--- Data shown ---

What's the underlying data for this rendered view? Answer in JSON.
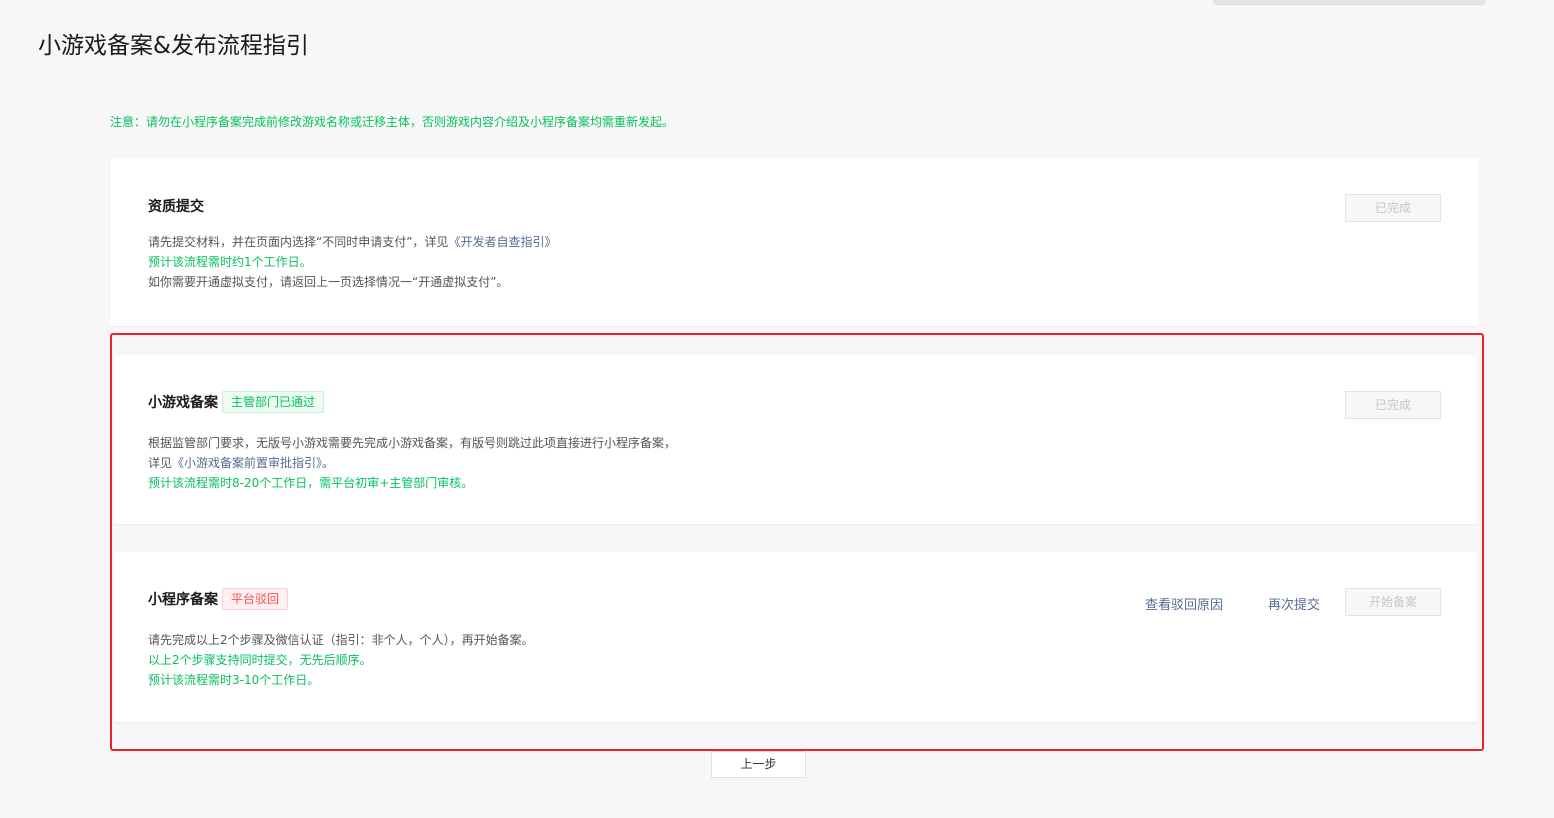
{
  "page": {
    "title": "小游戏备案&发布流程指引",
    "notice": "注意：请勿在小程序备案完成前修改游戏名称或迁移主体，否则游戏内容介绍及小程序备案均需重新发起。"
  },
  "steps": [
    {
      "title": "资质提交",
      "badge": "",
      "desc_lead": "请先提交材料，并在页面内选择“不同时申请支付”，详见",
      "desc_link": "《开发者自查指引》",
      "desc_green": "预计该流程需时约1个工作日。",
      "desc_extra": "如你需要开通虚拟支付，请返回上一页选择情况一“开通虚拟支付”。",
      "button_label": "已完成"
    },
    {
      "title": "小游戏备案",
      "badge": "主管部门已通过",
      "desc_line1": "根据监管部门要求，无版号小游戏需要先完成小游戏备案，有版号则跳过此项直接进行小程序备案，",
      "desc_lead": "详见",
      "desc_link": "《小游戏备案前置审批指引》",
      "desc_tail": "。",
      "desc_green": "预计该流程需时8-20个工作日，需平台初审+主管部门审核。",
      "button_label": "已完成"
    },
    {
      "title": "小程序备案",
      "badge": "平台驳回",
      "desc_line1": "请先完成以上2个步骤及微信认证（指引：非个人，个人），再开始备案。",
      "desc_green1": "以上2个步骤支持同时提交，无先后顺序。",
      "desc_green2": "预计该流程需时3-10个工作日。",
      "link_reason": "查看驳回原因",
      "link_resubmit": "再次提交",
      "button_label": "开始备案"
    }
  ],
  "footer": {
    "prev_label": "上一步"
  },
  "colors": {
    "accent_green": "#07c160",
    "link_blue": "#576b95",
    "reject_red": "#fa5151",
    "highlight_border": "#e8232e"
  }
}
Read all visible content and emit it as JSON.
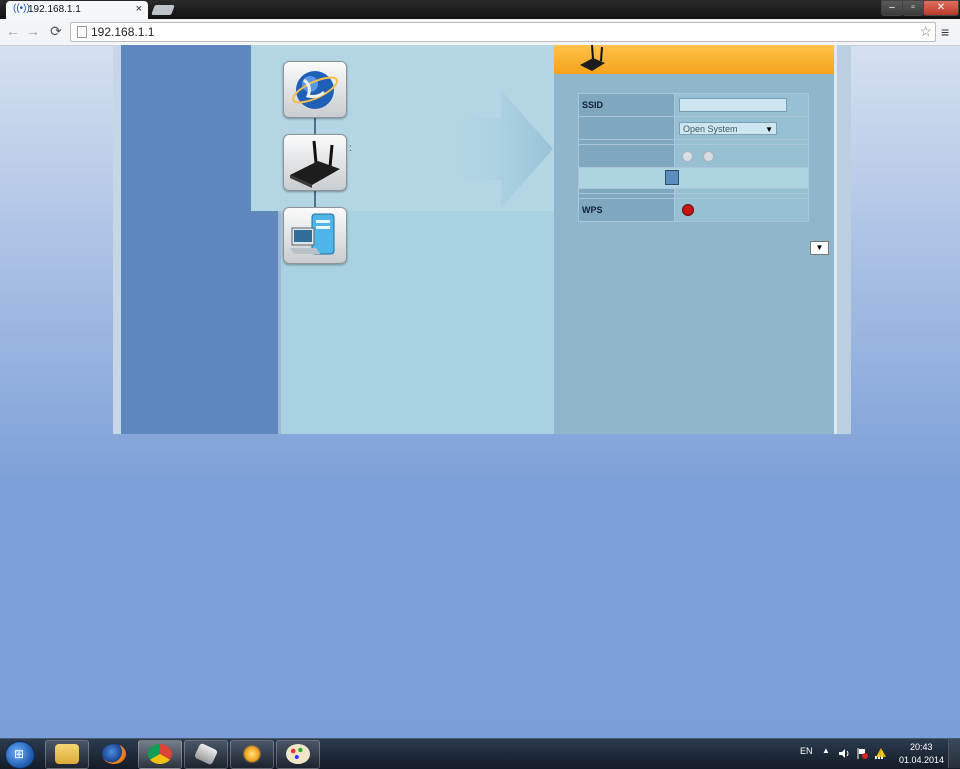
{
  "browser": {
    "tab_title": "192.168.1.1",
    "tab_close": "×",
    "url": "192.168.1.1",
    "icons": {
      "back": "←",
      "forward": "→",
      "reload": "⟳",
      "bookmark": "☆",
      "menu": "≡"
    }
  },
  "window_controls": {
    "minimize": "–",
    "maximize": "▫",
    "close": "✕"
  },
  "router_page": {
    "topology_colon": ":",
    "table": {
      "ssid_label": "SSID",
      "ssid_value": "",
      "auth_value": "Open System",
      "wps_label": "WPS"
    },
    "dropdown_caret": "▼",
    "colors": {
      "header": "#f7a923",
      "nav": "#5e87bd",
      "panel": "#8fb6cb"
    }
  },
  "taskbar": {
    "language": "EN",
    "tray_expand": "▲",
    "time": "20:43",
    "date": "01.04.2014",
    "pinned": [
      "explorer-icon",
      "firefox-icon",
      "chrome-icon",
      "app-icon",
      "sparkle-app-icon",
      "paint-icon"
    ]
  }
}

---

Every line is to be duplicated exactly, though pictures stay out.

What's the underlying data for this rendered view? Answer in JSON.
{
  "page": {
    "title": "小游戏备案&发布流程指引",
    "notice": "注意：请勿在小程序备案完成前修改游戏名称或迁移主体，否则游戏内容介绍及小程序备案均需重新发起。"
  },
  "steps": [
    {
      "title": "资质提交",
      "badge": "",
      "desc_lead": "请先提交材料，并在页面内选择“不同时申请支付”，详见",
      "desc_link": "《开发者自查指引》",
      "desc_green": "预计该流程需时约1个工作日。",
      "desc_extra": "如你需要开通虚拟支付，请返回上一页选择情况一“开通虚拟支付”。",
      "button_label": "已完成"
    },
    {
      "title": "小游戏备案",
      "badge": "主管部门已通过",
      "desc_line1": "根据监管部门要求，无版号小游戏需要先完成小游戏备案，有版号则跳过此项直接进行小程序备案，",
      "desc_lead": "详见",
      "desc_link": "《小游戏备案前置审批指引》",
      "desc_tail": "。",
      "desc_green": "预计该流程需时8-20个工作日，需平台初审+主管部门审核。",
      "button_label": "已完成"
    },
    {
      "title": "小程序备案",
      "badge": "平台驳回",
      "desc_line1": "请先完成以上2个步骤及微信认证（指引：非个人，个人），再开始备案。",
      "desc_green1": "以上2个步骤支持同时提交，无先后顺序。",
      "desc_green2": "预计该流程需时3-10个工作日。",
      "link_reason": "查看驳回原因",
      "link_resubmit": "再次提交",
      "button_label": "开始备案"
    }
  ],
  "footer": {
    "prev_label": "上一步"
  },
  "colors": {
    "accent_green": "#07c160",
    "link_blue": "#576b95",
    "reject_red": "#fa5151",
    "highlight_border": "#e8232e"
  }
}
Read all visible content and emit it as JSON.
{
  "browser": {
    "tab_title": "192.168.1.1",
    "tab_close": "×",
    "url": "192.168.1.1",
    "icons": {
      "back": "←",
      "forward": "→",
      "reload": "⟳",
      "bookmark": "☆",
      "menu": "≡"
    }
  },
  "window_controls": {
    "minimize": "–",
    "maximize": "▫",
    "close": "✕"
  },
  "router_page": {
    "topology_colon": ":",
    "table": {
      "ssid_label": "SSID",
      "ssid_value": "",
      "auth_value": "Open System",
      "wps_label": "WPS"
    },
    "dropdown_caret": "▼",
    "colors": {
      "header": "#f7a923",
      "nav": "#5e87bd",
      "panel": "#8fb6cb"
    }
  },
  "taskbar": {
    "language": "EN",
    "tray_expand": "▲",
    "time": "20:43",
    "date": "01.04.2014",
    "pinned": [
      "explorer-icon",
      "firefox-icon",
      "chrome-icon",
      "app-icon",
      "sparkle-app-icon",
      "paint-icon"
    ]
  }
}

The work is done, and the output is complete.